**READING PASSAGE:**
[Start of Attachment]

New carbohydrate binding domains identified by phage display based functional metagenomic screens of human gut microbiota

• Published in: Communications biology Vol. 6; no. 1; pp. 371 - 15
• Main Authors: Akhtar, Akil, Lata, Madhu, Sunsunwal, Sonali, Yadav, Amit, LNU, Kajal, Subramanian, Srikrishna, Ramya, T. N. C.
• Format: Journal Article
• Language: English
• Published: London Nature Publishing Group UK 05.04.2023; Nature Publishing Group; Nature Portfolio
• Subjects: 45/22; 45/23; 45/29; 45/47; 45/77; 631/1647/2163; 631/326/2565/2142; 631/45/221; 631/45/612/1235; 631/45/72/1201; 82/16; 82/29; 82/47; 82/58; 82/80; 82/81; 82/83; Bacteriophages; Biology; Biomedical and Life Sciences; Carbohydrates; Commensals; Feces; Gastrointestinal Microbiome - genetics; Genes; Genomics; Glycoconjugates; Homology; Humans; Intestinal microflora; Levan; Life Sciences; Metagenomics; Microbiota; Phage display; Polysaccharides; Proteins
• ISSN: 2399-3642; 2399-3642
• DOI: 10.1038/s42003-023-04718-0

Uncultured microbes represent a huge untapped biological resource of novel genes and gene products. Although recent genomic and metagenomic sequencing efforts have led to the identification of numerous genes that are homologous to existing annotated genes, there remains, yet, an enormous pool of unannotated genes that do not find significant sequence homology to existing annotated genes. Functional metagenomics offers a way to identify and annotate novel gene products. Here, we use functional metagenomics to mine novel carbohydrate binding domains that might aid human gut commensals in adherence, gut colonization, and metabolism of complex carbohydrates. We report the construction and functional screening of a metagenomic phage display library from healthy human fecal samples against dietary, microbial and host polysaccharides/glycoconjugates. We identify several protein sequences that do not find a hit to any known protein domain but are predicted to contain carbohydrate binding module-like folds. We heterologously express, purify and biochemically characterize some of these protein domains and demonstrate their carbohydrate-binding function. Our study reveals several previously unannotated carbohydrate-binding domains, including a levan binding domain and four complex N-glycan binding domains that might be useful for the labeling, visualization, and isolation of these glycans. A metagenomic phage display library from healthy human fecal samples with carbohydrate binding screens identifies protein sequences of novel carbohydrate binding domains and their folds with AlphaFold2 predictions.

[End of Attachment]

**EXTRACTED DATA:**
[Start of Attachment]

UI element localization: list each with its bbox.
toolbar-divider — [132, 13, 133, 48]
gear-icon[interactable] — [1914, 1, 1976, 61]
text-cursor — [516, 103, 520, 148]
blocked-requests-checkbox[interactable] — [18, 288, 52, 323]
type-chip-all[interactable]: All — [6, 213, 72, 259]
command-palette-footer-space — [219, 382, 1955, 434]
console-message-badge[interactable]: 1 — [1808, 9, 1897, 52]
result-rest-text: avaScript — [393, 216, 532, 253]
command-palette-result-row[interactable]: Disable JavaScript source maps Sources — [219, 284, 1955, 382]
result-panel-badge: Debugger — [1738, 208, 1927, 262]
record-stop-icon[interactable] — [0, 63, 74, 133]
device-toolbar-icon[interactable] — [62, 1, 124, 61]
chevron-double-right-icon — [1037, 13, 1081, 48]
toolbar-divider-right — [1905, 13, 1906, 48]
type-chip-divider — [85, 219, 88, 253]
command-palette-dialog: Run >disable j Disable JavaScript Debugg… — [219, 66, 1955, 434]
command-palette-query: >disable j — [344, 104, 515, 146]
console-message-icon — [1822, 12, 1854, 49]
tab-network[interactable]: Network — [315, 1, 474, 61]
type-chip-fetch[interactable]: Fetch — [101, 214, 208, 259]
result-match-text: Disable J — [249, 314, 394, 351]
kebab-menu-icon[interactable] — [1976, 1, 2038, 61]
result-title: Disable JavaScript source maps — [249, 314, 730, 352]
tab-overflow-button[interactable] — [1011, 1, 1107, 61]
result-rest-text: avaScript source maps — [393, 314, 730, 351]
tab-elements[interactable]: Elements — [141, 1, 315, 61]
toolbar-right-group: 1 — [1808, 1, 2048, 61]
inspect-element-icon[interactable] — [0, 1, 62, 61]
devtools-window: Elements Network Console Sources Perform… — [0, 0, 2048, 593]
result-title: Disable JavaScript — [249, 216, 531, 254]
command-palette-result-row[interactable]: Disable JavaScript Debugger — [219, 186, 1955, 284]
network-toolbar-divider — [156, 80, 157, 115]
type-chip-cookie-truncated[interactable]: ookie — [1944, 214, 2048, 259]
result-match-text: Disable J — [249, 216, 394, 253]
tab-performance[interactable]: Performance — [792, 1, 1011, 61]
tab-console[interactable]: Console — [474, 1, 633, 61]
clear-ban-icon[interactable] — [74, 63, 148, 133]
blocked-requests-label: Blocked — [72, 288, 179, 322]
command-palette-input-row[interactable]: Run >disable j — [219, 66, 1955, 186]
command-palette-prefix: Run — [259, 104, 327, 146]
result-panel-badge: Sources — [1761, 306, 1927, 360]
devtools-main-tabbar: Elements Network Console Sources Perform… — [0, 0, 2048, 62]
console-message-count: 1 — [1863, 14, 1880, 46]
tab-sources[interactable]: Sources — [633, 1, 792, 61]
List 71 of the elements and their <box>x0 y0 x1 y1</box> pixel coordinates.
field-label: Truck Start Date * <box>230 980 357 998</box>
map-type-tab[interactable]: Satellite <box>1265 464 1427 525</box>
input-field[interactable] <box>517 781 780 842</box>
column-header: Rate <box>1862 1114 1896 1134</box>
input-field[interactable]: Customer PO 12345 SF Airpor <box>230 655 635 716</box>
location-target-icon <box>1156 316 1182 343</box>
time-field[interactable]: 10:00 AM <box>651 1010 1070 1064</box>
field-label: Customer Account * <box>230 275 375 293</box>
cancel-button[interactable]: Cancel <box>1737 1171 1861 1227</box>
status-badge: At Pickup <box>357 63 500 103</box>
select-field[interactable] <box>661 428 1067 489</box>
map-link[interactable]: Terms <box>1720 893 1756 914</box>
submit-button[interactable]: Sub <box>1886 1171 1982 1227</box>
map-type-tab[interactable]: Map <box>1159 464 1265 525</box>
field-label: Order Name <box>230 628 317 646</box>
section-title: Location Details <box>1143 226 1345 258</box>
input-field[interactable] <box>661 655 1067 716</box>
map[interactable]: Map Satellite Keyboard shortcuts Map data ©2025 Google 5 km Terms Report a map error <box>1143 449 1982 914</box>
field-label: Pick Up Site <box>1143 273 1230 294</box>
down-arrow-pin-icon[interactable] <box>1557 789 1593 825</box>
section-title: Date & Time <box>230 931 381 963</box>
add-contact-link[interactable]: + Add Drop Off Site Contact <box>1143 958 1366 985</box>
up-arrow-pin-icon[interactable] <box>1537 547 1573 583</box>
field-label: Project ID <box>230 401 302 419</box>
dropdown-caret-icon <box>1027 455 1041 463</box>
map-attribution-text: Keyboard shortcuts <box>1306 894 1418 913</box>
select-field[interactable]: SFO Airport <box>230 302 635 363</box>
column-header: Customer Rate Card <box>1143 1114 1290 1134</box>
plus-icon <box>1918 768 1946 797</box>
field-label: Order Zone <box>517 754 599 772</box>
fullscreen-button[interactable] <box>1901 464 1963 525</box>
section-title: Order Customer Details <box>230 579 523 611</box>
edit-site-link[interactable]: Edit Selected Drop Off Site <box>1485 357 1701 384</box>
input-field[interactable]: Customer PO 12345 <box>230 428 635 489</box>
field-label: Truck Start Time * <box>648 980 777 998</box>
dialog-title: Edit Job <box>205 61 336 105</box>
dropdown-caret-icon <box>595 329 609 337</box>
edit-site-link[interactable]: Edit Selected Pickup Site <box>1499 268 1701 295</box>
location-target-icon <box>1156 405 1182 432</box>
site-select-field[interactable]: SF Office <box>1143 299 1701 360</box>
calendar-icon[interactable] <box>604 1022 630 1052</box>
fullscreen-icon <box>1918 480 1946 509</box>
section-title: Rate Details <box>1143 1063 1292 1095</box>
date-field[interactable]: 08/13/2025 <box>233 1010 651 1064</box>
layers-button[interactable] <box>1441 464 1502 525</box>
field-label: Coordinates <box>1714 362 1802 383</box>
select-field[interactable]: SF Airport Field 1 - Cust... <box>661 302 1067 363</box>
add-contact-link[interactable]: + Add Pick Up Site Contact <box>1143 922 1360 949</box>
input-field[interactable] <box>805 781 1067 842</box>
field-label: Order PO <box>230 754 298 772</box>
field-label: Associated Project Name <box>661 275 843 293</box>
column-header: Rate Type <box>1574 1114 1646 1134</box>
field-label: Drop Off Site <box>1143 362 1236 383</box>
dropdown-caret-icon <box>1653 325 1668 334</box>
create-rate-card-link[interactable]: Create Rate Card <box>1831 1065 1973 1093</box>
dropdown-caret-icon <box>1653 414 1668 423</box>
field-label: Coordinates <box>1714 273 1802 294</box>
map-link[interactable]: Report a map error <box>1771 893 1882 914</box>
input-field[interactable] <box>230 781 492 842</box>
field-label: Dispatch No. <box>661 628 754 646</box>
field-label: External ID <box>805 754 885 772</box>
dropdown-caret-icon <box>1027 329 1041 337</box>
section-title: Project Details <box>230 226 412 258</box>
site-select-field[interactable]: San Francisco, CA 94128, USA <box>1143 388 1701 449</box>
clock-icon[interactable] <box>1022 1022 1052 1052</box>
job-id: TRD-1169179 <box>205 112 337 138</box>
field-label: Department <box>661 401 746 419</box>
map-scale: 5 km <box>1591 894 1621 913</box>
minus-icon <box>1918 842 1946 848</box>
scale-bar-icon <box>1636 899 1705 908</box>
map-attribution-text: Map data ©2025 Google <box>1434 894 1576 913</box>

[End of Attachment]

**STUDY QUESTIONS:**
**A)** In the abstract on gut carbohydrate binding domains, what kind of samples was the metagenomic phage display library made from?
**B)** Decide whether each statement agrees with the abstract on gut carbohydrate binding domains. Answer yes or no for each, and quote the words from the abstract that settle it.
(i) The library was screened only against host polysaccharides.
(ii) The study found a levan binding domain.
(iii) The article appeared in Communications biology.
**C)** From the abstract on gut carbohydrate binding domains, copy word for word the part starting with "New carbohydrate binding" and going on through "Ramya, T. N. C.".

**SOLUTIONS TO THE PROBLEMS:**
**A)** Healthy human fecal samples.

**B)**
(i) No: "against dietary, microbial and host polysaccharides/glycoconjugates"
(ii) Yes: "including a levan binding domain"
(iii) Yes: "Published in: Communications biology"

**C)**
New carbohydrate binding domains identified by phage display based functional metagenomic screens of human gut microbiota

• Published in: Communications biology Vol. 6; no. 1; pp. 371 - 15
• Main Authors: Akhtar, Akil, Lata, Madhu, Sunsunwal, Sonali, Yadav, Amit, LNU, Kajal, Subramanian, Srikrishna, Ramya, T. N. C.